→ **Task**
Write out each line in which the string "recovered" is present.

>>>>>

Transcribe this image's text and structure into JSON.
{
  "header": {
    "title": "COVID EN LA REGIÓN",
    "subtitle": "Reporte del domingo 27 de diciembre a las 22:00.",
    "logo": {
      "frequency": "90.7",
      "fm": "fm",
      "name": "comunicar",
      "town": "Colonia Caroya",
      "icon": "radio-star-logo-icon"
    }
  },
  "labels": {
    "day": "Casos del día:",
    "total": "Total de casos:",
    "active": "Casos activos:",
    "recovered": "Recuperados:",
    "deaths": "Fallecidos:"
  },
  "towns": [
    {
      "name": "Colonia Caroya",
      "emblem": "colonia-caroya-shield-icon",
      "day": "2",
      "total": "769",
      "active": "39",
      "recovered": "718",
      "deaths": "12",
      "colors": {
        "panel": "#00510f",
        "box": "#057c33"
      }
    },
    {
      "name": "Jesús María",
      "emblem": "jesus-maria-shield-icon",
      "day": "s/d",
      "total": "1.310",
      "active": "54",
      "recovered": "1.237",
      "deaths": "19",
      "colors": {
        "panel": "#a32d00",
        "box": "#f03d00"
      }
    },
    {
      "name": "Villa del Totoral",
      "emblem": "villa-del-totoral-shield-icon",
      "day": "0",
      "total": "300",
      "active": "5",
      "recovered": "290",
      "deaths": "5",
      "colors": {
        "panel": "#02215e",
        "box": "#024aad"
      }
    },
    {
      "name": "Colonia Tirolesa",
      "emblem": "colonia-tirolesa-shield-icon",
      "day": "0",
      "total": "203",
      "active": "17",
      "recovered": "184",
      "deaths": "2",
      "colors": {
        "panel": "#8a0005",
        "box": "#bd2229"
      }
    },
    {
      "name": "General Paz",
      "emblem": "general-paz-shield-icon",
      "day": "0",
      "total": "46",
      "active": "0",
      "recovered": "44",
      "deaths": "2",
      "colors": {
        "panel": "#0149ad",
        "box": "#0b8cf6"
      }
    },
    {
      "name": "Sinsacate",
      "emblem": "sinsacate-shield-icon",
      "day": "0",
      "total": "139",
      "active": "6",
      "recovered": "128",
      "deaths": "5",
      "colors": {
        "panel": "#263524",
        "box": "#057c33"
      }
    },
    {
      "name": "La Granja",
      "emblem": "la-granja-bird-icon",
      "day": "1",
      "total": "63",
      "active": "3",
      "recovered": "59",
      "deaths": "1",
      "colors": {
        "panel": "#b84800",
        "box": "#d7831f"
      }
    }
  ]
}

<<<<<
>>>>>

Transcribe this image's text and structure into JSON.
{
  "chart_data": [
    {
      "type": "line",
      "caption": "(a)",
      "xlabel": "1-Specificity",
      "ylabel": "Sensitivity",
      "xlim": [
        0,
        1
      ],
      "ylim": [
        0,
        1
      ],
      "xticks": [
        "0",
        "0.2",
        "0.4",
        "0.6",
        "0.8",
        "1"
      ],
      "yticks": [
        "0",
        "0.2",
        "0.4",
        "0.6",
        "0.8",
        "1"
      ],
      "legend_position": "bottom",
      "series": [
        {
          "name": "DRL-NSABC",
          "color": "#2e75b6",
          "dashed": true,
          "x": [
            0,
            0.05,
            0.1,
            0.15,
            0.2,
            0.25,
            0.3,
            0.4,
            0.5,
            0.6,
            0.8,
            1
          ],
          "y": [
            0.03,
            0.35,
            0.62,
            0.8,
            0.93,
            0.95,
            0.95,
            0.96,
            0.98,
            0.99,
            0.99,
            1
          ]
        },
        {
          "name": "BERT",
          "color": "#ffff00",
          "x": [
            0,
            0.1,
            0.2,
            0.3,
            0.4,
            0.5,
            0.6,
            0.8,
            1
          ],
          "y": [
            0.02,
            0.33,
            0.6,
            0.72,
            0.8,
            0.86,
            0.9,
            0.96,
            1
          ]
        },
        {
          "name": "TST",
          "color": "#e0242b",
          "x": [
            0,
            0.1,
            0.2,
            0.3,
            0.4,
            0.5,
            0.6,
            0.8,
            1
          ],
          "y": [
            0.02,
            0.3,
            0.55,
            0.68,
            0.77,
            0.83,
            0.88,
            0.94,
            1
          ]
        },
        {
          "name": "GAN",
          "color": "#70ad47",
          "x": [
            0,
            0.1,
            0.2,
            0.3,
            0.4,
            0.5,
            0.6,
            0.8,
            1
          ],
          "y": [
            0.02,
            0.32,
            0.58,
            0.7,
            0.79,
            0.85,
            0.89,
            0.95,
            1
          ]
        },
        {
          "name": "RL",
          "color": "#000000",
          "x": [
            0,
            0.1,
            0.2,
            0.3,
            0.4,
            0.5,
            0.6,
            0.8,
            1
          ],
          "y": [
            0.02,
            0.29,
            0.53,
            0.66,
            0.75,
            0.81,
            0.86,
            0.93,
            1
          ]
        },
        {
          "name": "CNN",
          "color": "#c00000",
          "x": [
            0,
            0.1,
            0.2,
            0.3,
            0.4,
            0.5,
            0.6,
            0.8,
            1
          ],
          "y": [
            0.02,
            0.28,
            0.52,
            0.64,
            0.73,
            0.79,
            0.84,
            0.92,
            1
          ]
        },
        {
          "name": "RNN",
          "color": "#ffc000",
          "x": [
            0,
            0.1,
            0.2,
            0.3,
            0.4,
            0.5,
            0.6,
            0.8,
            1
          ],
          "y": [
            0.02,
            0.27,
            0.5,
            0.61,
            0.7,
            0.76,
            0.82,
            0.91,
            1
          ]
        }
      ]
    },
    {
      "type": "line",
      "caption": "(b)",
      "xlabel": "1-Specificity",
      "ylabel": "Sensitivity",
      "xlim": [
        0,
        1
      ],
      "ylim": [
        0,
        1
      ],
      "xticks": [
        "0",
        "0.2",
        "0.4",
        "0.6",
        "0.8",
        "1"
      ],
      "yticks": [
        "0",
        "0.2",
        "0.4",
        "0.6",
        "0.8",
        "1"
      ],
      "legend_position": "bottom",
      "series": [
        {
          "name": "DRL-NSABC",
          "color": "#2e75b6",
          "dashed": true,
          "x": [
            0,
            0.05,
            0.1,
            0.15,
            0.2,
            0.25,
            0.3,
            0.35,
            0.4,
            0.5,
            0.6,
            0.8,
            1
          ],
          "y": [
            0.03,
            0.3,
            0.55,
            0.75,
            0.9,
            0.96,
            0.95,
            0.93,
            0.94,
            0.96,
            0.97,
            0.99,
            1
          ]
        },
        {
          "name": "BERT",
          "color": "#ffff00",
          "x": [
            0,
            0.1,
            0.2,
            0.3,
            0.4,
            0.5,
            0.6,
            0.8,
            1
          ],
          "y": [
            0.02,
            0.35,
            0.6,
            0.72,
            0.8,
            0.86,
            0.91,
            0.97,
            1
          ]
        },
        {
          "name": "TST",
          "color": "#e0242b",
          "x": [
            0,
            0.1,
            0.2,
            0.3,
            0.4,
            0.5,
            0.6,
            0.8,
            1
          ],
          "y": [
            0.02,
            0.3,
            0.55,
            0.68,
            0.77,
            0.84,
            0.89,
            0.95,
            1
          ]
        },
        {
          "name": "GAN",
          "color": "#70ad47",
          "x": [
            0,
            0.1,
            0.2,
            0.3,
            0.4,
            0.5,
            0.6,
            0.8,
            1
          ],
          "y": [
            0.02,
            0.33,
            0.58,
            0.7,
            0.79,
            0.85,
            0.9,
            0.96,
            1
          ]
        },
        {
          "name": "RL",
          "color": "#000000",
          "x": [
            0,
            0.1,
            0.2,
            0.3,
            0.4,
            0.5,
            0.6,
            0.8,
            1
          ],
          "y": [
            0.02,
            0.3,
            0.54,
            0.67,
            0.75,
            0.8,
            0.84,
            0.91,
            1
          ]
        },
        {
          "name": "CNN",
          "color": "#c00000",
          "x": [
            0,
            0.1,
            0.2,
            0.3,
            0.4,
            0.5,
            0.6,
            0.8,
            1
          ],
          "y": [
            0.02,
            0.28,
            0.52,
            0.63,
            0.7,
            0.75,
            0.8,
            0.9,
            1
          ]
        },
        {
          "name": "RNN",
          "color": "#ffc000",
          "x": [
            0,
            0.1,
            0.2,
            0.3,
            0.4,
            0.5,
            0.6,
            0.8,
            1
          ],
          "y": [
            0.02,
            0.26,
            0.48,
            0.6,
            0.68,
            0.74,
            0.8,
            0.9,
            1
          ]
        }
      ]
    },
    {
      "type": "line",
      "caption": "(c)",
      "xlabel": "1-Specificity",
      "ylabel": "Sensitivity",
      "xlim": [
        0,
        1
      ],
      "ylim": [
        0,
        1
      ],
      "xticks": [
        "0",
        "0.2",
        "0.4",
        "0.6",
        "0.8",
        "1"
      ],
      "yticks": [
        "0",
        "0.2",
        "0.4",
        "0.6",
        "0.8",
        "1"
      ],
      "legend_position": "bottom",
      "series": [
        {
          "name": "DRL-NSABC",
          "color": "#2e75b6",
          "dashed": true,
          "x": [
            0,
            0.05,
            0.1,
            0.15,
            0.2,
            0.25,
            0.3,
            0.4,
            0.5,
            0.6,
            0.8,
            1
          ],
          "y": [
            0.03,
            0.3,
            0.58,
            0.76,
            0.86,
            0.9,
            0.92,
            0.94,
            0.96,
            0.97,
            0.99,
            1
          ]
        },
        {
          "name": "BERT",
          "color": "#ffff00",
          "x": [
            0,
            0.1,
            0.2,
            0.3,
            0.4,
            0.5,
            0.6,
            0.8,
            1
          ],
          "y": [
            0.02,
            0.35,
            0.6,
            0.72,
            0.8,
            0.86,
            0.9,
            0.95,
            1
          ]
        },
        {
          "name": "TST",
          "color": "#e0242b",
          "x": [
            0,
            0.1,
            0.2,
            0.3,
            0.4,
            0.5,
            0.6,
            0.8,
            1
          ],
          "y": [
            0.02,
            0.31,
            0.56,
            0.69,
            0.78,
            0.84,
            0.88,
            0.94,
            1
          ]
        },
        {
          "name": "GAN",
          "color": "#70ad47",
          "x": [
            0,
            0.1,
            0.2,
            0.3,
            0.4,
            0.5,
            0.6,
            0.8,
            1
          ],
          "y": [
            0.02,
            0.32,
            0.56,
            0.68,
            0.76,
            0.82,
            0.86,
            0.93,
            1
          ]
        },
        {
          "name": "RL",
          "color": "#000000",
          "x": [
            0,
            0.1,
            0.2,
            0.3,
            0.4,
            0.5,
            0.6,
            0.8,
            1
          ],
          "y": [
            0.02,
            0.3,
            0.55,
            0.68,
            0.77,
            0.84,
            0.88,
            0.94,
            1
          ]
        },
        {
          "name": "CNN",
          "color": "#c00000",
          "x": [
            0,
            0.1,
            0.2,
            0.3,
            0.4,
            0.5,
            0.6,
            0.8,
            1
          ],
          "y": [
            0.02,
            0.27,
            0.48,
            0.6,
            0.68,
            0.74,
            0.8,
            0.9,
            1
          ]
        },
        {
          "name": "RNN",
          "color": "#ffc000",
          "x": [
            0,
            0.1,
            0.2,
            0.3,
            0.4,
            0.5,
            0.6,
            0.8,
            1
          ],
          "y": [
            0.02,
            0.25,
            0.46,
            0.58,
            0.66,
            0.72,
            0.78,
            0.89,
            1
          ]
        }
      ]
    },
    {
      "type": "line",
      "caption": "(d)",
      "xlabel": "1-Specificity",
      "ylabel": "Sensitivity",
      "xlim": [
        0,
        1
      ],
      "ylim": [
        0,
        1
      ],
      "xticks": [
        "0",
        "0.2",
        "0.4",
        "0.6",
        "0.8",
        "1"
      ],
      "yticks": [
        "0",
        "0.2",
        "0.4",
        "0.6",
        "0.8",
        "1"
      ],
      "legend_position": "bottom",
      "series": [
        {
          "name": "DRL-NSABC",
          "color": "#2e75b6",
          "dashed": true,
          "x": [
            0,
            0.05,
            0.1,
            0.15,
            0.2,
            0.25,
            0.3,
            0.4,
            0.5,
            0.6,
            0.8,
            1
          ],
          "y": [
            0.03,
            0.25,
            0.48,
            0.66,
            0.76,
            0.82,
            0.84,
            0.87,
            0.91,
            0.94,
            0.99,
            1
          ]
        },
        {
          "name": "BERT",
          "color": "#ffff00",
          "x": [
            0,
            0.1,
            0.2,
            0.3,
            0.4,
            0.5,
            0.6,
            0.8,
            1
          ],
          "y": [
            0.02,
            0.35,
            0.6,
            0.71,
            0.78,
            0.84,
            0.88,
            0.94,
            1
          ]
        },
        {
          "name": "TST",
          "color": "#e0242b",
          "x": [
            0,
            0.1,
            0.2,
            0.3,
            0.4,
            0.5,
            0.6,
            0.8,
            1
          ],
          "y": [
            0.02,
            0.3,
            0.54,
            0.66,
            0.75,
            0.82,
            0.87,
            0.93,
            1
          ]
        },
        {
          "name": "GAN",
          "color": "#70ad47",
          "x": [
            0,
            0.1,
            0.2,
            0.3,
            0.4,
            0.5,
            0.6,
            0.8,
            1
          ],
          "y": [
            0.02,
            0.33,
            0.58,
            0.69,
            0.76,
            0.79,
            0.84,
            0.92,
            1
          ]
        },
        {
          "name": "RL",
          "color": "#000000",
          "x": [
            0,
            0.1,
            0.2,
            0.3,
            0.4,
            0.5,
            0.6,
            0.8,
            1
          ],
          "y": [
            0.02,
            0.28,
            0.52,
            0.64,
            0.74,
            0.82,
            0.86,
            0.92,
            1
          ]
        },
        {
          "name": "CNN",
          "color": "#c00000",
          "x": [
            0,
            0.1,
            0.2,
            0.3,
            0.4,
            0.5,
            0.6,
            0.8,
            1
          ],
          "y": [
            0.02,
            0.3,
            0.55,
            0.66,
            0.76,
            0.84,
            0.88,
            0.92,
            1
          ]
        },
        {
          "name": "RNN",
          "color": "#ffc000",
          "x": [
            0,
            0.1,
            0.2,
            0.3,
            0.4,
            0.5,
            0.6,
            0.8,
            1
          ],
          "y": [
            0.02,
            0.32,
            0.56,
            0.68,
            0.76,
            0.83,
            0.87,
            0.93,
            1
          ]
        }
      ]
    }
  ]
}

<<<<<
>>>>>

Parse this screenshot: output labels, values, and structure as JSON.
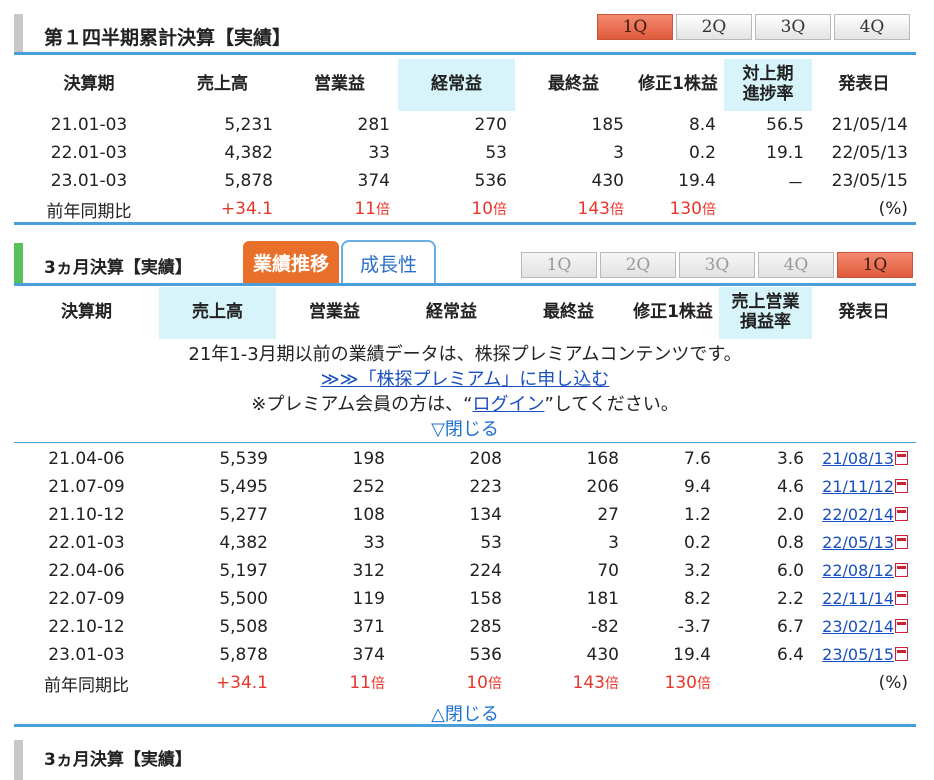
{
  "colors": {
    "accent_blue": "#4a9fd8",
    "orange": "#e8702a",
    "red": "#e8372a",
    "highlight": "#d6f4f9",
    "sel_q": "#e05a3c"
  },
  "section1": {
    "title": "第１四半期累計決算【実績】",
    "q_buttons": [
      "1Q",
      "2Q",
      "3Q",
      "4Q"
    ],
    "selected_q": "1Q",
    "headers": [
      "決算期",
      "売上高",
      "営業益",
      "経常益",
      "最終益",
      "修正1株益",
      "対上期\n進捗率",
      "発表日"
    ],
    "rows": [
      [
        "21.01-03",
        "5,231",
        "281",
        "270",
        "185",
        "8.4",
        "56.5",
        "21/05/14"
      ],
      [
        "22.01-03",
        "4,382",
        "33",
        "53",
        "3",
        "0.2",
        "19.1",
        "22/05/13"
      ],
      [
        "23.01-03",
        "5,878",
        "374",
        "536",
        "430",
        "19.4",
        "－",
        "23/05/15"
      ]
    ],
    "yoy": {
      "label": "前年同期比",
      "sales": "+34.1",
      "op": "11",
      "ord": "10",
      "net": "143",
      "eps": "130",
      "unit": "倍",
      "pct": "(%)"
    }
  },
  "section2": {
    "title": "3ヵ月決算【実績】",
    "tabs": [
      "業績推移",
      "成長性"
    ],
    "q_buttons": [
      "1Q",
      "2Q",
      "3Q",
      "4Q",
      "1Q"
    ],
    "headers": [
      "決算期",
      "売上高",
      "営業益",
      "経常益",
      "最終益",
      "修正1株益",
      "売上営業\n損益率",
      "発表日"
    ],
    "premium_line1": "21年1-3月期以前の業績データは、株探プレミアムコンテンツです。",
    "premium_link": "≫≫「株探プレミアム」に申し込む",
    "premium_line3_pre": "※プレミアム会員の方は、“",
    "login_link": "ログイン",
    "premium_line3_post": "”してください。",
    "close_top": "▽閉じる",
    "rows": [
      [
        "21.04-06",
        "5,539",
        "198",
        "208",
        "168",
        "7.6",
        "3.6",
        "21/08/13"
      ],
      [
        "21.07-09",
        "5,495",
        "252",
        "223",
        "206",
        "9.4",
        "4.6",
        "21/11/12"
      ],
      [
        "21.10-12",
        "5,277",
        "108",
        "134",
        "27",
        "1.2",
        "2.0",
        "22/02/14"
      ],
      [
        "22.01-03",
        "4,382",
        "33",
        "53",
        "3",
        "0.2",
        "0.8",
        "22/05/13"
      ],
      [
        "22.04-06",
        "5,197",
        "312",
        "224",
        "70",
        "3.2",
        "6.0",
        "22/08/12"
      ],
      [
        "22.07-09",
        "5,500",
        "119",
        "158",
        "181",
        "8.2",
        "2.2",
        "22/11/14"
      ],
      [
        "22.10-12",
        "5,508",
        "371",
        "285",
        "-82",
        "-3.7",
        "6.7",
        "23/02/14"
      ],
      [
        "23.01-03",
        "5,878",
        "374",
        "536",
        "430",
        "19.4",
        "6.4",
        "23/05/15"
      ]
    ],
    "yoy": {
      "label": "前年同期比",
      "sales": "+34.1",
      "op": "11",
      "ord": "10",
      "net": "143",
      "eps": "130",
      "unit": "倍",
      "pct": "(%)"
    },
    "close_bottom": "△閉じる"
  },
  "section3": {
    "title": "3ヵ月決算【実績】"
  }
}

<<<<<

→ **Right answer**
    "recovered": "Recuperados:",
      "recovered": "718",
      "recovered": "1.237",
      "recovered": "290",
      "recovered": "184",
      "recovered": "44",
      "recovered": "128",
      "recovered": "59",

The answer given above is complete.